>> START DATA SECTION
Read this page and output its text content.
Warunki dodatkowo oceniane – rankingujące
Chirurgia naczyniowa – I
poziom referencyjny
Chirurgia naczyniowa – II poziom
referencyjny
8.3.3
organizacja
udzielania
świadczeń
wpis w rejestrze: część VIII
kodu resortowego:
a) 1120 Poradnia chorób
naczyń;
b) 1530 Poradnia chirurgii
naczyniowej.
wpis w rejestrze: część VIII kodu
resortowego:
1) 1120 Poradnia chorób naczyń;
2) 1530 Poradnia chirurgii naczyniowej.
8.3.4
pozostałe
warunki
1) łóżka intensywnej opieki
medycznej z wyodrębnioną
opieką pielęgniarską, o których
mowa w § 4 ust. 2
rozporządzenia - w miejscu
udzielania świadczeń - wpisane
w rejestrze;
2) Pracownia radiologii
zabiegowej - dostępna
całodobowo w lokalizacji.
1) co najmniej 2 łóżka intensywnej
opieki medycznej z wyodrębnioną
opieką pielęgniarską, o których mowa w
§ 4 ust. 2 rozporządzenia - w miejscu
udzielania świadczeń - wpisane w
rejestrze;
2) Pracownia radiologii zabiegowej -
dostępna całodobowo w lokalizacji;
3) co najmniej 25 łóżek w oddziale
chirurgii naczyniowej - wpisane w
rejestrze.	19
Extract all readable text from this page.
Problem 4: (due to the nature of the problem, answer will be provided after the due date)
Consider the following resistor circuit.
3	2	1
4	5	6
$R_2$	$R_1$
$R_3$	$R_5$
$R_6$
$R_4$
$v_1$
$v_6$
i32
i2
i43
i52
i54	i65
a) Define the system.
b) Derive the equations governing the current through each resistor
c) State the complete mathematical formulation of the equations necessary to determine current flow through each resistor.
>> END DATA SECTION
DESCRIPTION OF THE TASK » From the records above, pick out and copy each line holding the word "całodobowo".

ANSWER IN FULL »
całodobowo w lokalizacji.
dostępna całodobowo w lokalizacji;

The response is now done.